*Task directions:* Omit the images, then output each of the records below exactly.

::: Raw records

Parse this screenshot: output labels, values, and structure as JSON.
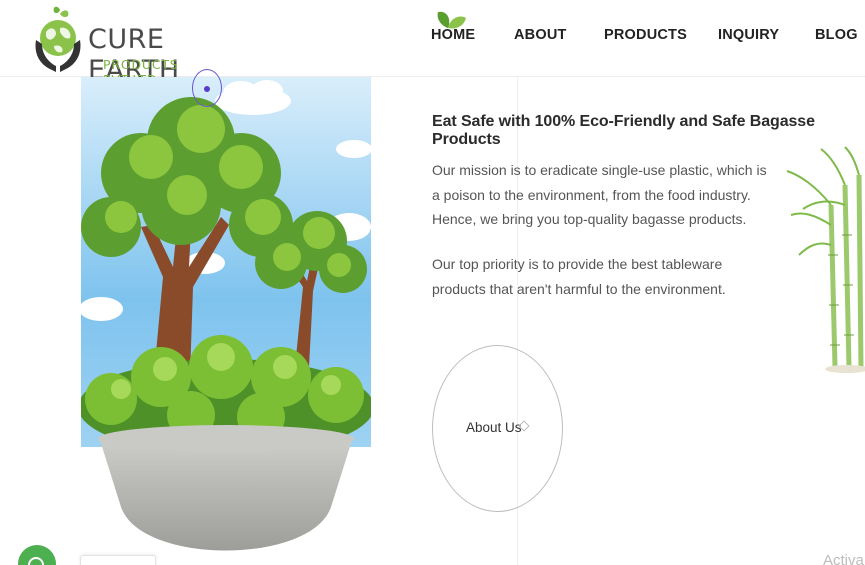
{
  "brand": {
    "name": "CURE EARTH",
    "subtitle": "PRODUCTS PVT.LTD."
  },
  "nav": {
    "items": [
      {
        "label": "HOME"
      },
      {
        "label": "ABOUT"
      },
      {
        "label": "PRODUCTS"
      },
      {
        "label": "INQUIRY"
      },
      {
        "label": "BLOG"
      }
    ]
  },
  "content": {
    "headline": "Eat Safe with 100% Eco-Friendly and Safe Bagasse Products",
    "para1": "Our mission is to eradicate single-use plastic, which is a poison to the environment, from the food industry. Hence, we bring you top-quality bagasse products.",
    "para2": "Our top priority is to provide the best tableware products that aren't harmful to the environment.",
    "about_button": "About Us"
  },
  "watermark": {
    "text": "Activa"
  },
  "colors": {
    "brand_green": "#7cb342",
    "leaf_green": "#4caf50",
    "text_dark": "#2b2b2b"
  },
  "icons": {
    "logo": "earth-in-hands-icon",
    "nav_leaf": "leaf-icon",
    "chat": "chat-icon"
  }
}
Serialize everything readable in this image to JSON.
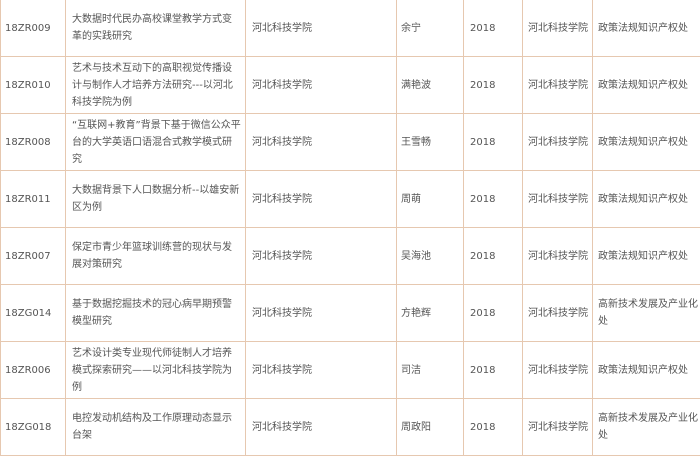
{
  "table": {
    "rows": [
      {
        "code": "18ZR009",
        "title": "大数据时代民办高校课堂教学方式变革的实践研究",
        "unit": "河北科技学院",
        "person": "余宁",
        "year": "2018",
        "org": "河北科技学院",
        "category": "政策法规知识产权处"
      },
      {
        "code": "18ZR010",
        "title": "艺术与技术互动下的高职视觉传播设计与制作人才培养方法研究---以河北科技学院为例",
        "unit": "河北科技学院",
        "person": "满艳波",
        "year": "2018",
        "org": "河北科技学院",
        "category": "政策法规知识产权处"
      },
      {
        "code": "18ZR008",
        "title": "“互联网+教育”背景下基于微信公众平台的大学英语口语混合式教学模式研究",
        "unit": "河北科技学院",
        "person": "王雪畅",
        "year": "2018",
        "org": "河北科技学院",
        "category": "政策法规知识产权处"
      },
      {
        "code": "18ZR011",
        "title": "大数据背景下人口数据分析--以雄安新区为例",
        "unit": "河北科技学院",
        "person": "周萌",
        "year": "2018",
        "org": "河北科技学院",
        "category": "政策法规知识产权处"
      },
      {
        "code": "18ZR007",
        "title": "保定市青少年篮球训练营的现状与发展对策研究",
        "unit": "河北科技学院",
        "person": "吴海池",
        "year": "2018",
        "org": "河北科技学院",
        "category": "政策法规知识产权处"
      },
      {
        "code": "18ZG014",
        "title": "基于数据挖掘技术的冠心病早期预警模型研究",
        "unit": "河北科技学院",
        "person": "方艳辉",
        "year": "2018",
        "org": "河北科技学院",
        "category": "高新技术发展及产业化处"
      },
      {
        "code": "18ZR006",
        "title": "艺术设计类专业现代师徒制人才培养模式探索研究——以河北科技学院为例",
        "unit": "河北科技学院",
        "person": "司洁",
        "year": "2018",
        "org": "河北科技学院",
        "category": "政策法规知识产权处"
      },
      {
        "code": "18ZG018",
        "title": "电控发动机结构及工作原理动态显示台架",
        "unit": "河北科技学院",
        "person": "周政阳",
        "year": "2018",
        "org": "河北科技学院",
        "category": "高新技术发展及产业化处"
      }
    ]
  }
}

::::::

*Reply to the exercise:*
Parse this screenshot: output labels, values, and structure as JSON.
{
  "brand": {
    "name": "CURE EARTH",
    "subtitle": "PRODUCTS PVT.LTD."
  },
  "nav": {
    "items": [
      {
        "label": "HOME"
      },
      {
        "label": "ABOUT"
      },
      {
        "label": "PRODUCTS"
      },
      {
        "label": "INQUIRY"
      },
      {
        "label": "BLOG"
      }
    ]
  },
  "content": {
    "headline": "Eat Safe with 100% Eco-Friendly and Safe Bagasse Products",
    "para1": "Our mission is to eradicate single-use plastic, which is a poison to the environment, from the food industry. Hence, we bring you top-quality bagasse products.",
    "para2": "Our top priority is to provide the best tableware products that aren't harmful to the environment.",
    "about_button": "About Us"
  },
  "watermark": {
    "text": "Activa"
  },
  "colors": {
    "brand_green": "#7cb342",
    "leaf_green": "#4caf50",
    "text_dark": "#2b2b2b"
  },
  "icons": {
    "logo": "earth-in-hands-icon",
    "nav_leaf": "leaf-icon",
    "chat": "chat-icon"
  }
}
Serialize everything readable in this image to JSON.
{
  "table": {
    "rows": [
      {
        "code": "18ZR009",
        "title": "大数据时代民办高校课堂教学方式变革的实践研究",
        "unit": "河北科技学院",
        "person": "余宁",
        "year": "2018",
        "org": "河北科技学院",
        "category": "政策法规知识产权处"
      },
      {
        "code": "18ZR010",
        "title": "艺术与技术互动下的高职视觉传播设计与制作人才培养方法研究---以河北科技学院为例",
        "unit": "河北科技学院",
        "person": "满艳波",
        "year": "2018",
        "org": "河北科技学院",
        "category": "政策法规知识产权处"
      },
      {
        "code": "18ZR008",
        "title": "“互联网+教育”背景下基于微信公众平台的大学英语口语混合式教学模式研究",
        "unit": "河北科技学院",
        "person": "王雪畅",
        "year": "2018",
        "org": "河北科技学院",
        "category": "政策法规知识产权处"
      },
      {
        "code": "18ZR011",
        "title": "大数据背景下人口数据分析--以雄安新区为例",
        "unit": "河北科技学院",
        "person": "周萌",
        "year": "2018",
        "org": "河北科技学院",
        "category": "政策法规知识产权处"
      },
      {
        "code": "18ZR007",
        "title": "保定市青少年篮球训练营的现状与发展对策研究",
        "unit": "河北科技学院",
        "person": "吴海池",
        "year": "2018",
        "org": "河北科技学院",
        "category": "政策法规知识产权处"
      },
      {
        "code": "18ZG014",
        "title": "基于数据挖掘技术的冠心病早期预警模型研究",
        "unit": "河北科技学院",
        "person": "方艳辉",
        "year": "2018",
        "org": "河北科技学院",
        "category": "高新技术发展及产业化处"
      },
      {
        "code": "18ZR006",
        "title": "艺术设计类专业现代师徒制人才培养模式探索研究——以河北科技学院为例",
        "unit": "河北科技学院",
        "person": "司洁",
        "year": "2018",
        "org": "河北科技学院",
        "category": "政策法规知识产权处"
      },
      {
        "code": "18ZG018",
        "title": "电控发动机结构及工作原理动态显示台架",
        "unit": "河北科技学院",
        "person": "周政阳",
        "year": "2018",
        "org": "河北科技学院",
        "category": "高新技术发展及产业化处"
      }
    ]
  }
}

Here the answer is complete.